EXERCISE DESCRIPTION:
Copy every line that holds "name".

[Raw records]
++++++++++
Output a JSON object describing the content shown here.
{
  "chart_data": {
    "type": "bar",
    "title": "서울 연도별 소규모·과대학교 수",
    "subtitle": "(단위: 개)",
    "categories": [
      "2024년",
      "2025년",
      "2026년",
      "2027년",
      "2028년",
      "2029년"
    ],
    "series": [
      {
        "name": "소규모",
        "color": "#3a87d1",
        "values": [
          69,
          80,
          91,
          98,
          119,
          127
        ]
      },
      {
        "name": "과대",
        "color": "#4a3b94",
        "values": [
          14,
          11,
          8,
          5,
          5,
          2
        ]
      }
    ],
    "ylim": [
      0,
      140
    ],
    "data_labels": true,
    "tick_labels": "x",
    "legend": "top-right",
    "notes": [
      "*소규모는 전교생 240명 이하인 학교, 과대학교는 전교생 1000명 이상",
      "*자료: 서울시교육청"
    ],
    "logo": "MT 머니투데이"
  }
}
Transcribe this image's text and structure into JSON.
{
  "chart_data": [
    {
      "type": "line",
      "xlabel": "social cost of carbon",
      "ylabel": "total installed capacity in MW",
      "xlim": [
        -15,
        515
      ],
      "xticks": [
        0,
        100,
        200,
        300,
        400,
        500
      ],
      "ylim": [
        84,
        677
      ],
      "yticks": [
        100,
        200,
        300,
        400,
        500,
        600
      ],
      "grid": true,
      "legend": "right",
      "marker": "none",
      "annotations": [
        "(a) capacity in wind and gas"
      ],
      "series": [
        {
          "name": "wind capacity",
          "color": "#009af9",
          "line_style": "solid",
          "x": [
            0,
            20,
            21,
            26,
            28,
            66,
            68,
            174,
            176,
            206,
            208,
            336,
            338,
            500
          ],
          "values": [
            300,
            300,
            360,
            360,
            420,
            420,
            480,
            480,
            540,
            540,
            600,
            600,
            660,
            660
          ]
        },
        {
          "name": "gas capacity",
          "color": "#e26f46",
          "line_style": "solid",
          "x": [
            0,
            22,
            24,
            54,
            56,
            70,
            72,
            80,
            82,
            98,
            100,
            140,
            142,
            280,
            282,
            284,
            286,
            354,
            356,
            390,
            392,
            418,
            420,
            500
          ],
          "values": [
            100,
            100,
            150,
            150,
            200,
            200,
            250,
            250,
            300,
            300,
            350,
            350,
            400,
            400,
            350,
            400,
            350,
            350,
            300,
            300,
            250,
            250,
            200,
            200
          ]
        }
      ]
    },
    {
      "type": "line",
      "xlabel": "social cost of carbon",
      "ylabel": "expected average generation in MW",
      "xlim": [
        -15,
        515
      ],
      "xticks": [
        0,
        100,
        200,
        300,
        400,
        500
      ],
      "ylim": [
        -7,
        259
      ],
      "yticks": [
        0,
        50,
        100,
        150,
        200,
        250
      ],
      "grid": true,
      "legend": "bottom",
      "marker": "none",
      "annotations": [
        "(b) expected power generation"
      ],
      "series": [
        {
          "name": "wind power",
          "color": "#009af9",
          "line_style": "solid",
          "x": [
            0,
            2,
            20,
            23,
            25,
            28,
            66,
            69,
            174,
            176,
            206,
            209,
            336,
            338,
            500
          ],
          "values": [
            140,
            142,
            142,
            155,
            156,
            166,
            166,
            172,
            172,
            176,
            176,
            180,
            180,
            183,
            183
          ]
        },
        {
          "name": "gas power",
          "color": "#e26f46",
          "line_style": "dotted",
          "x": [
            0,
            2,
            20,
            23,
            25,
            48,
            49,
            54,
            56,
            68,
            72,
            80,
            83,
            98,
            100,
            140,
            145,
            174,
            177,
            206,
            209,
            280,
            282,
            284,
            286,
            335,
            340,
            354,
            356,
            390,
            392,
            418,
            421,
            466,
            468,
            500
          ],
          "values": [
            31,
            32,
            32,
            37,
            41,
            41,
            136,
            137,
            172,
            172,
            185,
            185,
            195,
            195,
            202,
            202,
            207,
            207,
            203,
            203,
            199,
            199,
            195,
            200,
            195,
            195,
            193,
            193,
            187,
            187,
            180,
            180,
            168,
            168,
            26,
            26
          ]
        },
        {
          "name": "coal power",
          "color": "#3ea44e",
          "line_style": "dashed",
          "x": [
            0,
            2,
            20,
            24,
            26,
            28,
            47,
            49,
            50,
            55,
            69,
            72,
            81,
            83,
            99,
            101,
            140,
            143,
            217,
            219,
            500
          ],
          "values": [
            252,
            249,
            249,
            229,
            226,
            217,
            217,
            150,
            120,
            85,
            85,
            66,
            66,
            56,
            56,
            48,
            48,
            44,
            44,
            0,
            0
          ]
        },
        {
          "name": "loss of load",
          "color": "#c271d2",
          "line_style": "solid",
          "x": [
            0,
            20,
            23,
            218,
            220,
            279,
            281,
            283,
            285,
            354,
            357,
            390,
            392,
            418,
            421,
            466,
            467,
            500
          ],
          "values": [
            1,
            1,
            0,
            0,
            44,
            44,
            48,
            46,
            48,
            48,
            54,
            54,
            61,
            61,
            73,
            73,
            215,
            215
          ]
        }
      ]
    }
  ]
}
++++++++++
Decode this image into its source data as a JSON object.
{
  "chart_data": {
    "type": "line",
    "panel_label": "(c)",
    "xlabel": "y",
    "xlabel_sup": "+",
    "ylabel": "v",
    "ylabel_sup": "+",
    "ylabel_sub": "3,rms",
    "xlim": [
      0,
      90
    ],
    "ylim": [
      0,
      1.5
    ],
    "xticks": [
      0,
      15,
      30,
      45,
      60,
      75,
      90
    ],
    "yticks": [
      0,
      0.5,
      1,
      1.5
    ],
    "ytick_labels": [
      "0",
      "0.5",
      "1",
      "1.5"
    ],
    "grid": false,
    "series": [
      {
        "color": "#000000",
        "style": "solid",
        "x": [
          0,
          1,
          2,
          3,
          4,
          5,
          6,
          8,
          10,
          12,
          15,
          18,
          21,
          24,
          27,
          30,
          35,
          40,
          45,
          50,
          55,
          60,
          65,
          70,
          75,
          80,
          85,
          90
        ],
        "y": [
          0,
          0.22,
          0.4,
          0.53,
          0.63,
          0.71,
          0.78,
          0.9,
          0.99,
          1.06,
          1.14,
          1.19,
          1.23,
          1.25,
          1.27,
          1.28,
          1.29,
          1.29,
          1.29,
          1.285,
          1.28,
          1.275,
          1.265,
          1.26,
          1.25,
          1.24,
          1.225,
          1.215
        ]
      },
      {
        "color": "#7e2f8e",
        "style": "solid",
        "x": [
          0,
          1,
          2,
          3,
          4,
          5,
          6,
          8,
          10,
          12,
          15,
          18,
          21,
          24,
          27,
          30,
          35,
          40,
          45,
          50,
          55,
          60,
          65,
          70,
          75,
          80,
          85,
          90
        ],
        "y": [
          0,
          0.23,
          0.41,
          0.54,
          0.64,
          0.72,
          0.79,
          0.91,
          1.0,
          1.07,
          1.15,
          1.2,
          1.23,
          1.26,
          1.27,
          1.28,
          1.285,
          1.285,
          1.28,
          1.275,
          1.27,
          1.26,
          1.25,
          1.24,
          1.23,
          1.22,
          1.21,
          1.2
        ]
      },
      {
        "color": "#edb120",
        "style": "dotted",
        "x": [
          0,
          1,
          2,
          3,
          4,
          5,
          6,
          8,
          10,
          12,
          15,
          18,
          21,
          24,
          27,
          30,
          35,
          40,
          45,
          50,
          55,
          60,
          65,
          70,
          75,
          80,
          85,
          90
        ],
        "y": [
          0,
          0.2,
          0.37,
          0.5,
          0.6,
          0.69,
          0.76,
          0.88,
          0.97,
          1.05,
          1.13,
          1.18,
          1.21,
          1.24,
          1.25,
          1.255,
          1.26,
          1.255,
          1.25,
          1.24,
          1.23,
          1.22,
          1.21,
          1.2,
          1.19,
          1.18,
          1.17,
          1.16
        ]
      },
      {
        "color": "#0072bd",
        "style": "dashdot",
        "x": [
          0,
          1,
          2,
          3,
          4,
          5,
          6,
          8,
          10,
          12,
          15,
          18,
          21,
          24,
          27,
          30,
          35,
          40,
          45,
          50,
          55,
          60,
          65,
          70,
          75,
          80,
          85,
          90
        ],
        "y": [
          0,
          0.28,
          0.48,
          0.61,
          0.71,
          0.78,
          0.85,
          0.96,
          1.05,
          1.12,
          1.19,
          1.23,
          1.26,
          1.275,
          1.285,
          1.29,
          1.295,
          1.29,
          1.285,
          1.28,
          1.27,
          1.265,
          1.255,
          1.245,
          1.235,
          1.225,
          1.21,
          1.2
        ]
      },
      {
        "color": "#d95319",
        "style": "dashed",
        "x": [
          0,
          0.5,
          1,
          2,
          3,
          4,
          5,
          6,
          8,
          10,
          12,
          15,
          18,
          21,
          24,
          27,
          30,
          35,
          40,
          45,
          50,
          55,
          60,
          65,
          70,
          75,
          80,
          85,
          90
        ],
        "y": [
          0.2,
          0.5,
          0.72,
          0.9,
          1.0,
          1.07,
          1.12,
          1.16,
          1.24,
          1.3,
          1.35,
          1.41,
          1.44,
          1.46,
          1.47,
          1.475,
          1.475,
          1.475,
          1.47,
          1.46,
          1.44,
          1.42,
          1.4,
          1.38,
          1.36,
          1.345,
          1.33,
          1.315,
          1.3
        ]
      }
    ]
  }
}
++++++++++
RESULT:
        "name": "소규모",
        "name": "과대",
          "name": "wind capacity",
          "name": "gas capacity",
          "name": "wind power",
          "name": "gas power",
          "name": "coal power",
          "name": "loss of load",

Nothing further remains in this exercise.